* **WHAT TO WORK ON**
Copy nothing but the lines from the one containing "What does this" through the last line of the records, repeated exactly and without pictures.

---- RECORDS SUPPLIED

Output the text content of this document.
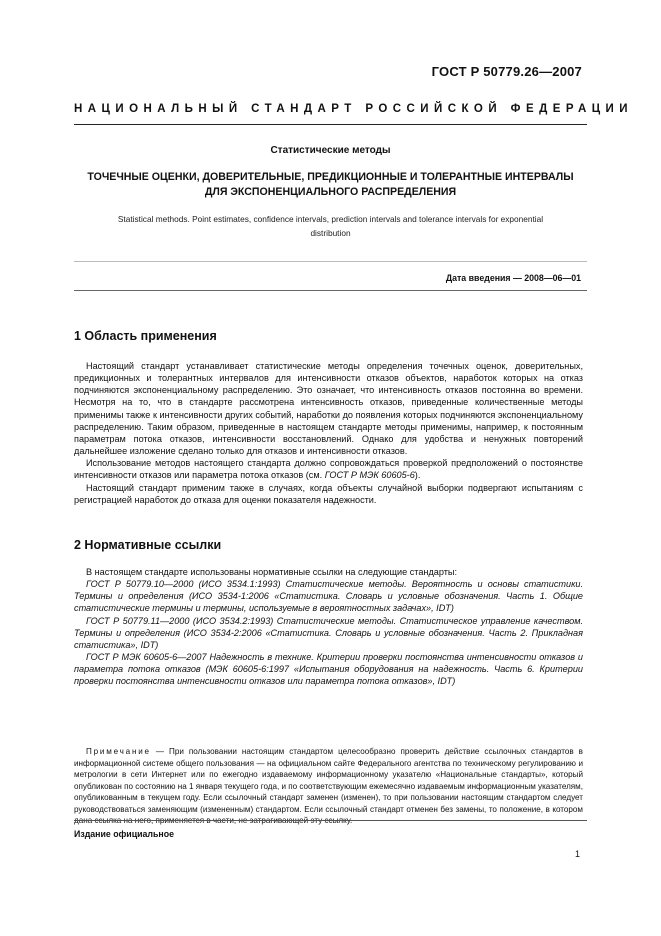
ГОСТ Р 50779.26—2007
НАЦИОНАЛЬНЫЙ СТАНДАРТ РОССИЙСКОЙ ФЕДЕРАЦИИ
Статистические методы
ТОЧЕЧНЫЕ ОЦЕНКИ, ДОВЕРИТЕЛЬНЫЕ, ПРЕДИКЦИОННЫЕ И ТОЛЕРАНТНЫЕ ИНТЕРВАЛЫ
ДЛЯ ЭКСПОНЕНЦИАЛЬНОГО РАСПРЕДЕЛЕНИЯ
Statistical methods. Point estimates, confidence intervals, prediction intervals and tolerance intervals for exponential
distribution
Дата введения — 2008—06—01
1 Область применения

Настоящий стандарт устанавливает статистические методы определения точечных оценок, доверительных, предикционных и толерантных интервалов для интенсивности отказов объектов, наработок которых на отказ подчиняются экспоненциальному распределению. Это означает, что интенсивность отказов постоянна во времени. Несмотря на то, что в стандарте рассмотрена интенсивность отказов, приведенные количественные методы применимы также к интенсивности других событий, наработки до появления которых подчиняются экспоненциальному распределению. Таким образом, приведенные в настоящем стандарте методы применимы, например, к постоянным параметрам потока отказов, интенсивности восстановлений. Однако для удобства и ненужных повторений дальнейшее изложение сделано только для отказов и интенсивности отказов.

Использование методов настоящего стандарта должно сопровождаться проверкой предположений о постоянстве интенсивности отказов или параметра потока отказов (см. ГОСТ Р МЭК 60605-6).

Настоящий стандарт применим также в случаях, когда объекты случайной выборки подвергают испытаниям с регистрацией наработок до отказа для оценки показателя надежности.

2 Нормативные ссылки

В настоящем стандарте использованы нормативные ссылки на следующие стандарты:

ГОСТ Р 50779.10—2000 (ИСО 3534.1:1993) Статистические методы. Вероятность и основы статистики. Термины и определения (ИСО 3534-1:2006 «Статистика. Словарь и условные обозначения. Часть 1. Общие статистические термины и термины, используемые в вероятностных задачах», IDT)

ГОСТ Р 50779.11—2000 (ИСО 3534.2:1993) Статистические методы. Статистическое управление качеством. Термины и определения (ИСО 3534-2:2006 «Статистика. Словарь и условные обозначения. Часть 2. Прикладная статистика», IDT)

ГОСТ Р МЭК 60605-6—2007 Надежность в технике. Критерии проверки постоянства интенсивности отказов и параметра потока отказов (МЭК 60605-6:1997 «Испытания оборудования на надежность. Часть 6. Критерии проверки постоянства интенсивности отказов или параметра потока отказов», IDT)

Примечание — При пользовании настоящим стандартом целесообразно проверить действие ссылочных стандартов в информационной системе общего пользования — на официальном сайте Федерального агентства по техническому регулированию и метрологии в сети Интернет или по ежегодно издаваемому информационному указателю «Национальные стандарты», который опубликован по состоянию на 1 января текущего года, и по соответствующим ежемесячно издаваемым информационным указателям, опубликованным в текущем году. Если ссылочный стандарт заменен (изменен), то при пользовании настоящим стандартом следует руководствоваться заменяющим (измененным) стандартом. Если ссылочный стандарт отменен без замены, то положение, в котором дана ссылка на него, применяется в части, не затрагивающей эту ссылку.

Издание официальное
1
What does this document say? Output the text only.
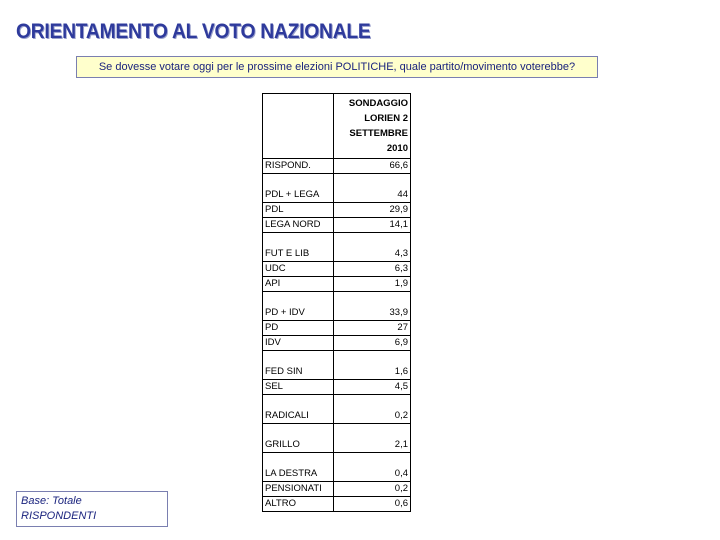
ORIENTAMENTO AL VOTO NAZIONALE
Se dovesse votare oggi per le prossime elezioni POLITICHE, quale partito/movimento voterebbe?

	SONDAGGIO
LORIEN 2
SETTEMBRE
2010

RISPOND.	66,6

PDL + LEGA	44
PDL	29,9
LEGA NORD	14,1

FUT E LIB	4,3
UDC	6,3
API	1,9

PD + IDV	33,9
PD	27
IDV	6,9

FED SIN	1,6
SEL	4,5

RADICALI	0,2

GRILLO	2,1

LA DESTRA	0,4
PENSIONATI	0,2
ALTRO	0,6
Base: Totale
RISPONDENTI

--------

* **SOLUTION FOR THIS TASK**
What does this document say? Output the text only.
ORIENTAMENTO AL VOTO NAZIONALE
Se dovesse votare oggi per le prossime elezioni POLITICHE, quale partito/movimento voterebbe?

	SONDAGGIO
LORIEN 2
SETTEMBRE
2010

RISPOND.	66,6

PDL + LEGA	44
PDL	29,9
LEGA NORD	14,1

FUT E LIB	4,3
UDC	6,3
API	1,9

PD + IDV	33,9
PD	27
IDV	6,9

FED SIN	1,6
SEL	4,5

RADICALI	0,2

GRILLO	2,1

LA DESTRA	0,4
PENSIONATI	0,2
ALTRO	0,6
Base: Totale
RISPONDENTI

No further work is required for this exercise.